[Collected data entries]
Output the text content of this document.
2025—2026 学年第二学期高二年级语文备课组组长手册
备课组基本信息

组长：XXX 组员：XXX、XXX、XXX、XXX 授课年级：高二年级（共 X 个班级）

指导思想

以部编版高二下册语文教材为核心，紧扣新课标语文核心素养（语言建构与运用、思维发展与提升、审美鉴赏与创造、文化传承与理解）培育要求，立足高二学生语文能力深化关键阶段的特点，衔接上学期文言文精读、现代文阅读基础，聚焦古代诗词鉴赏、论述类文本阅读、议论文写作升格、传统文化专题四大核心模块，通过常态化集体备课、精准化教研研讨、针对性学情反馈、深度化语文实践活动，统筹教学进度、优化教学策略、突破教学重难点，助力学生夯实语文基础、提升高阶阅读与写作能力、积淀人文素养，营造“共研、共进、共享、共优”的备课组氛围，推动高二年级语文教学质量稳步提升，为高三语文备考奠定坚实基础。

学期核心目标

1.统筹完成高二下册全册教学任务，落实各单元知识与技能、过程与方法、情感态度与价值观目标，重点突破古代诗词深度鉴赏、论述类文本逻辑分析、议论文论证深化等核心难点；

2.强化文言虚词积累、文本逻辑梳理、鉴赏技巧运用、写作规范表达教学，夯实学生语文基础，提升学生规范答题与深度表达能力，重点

_EXERCISE AIM_. Please repeat the listing above in full and exactly.

_THE RESULT_.
Output the text content of this document.
2025—2026 学年第二学期高二年级语文备课组组长手册
备课组基本信息

组长：XXX 组员：XXX、XXX、XXX、XXX 授课年级：高二年级（共 X 个班级）

指导思想

以部编版高二下册语文教材为核心，紧扣新课标语文核心素养（语言建构与运用、思维发展与提升、审美鉴赏与创造、文化传承与理解）培育要求，立足高二学生语文能力深化关键阶段的特点，衔接上学期文言文精读、现代文阅读基础，聚焦古代诗词鉴赏、论述类文本阅读、议论文写作升格、传统文化专题四大核心模块，通过常态化集体备课、精准化教研研讨、针对性学情反馈、深度化语文实践活动，统筹教学进度、优化教学策略、突破教学重难点，助力学生夯实语文基础、提升高阶阅读与写作能力、积淀人文素养，营造“共研、共进、共享、共优”的备课组氛围，推动高二年级语文教学质量稳步提升，为高三语文备考奠定坚实基础。

学期核心目标

1.统筹完成高二下册全册教学任务，落实各单元知识与技能、过程与方法、情感态度与价值观目标，重点突破古代诗词深度鉴赏、论述类文本逻辑分析、议论文论证深化等核心难点；

2.强化文言虚词积累、文本逻辑梳理、鉴赏技巧运用、写作规范表达教学，夯实学生语文基础，提升学生规范答题与深度表达能力，重点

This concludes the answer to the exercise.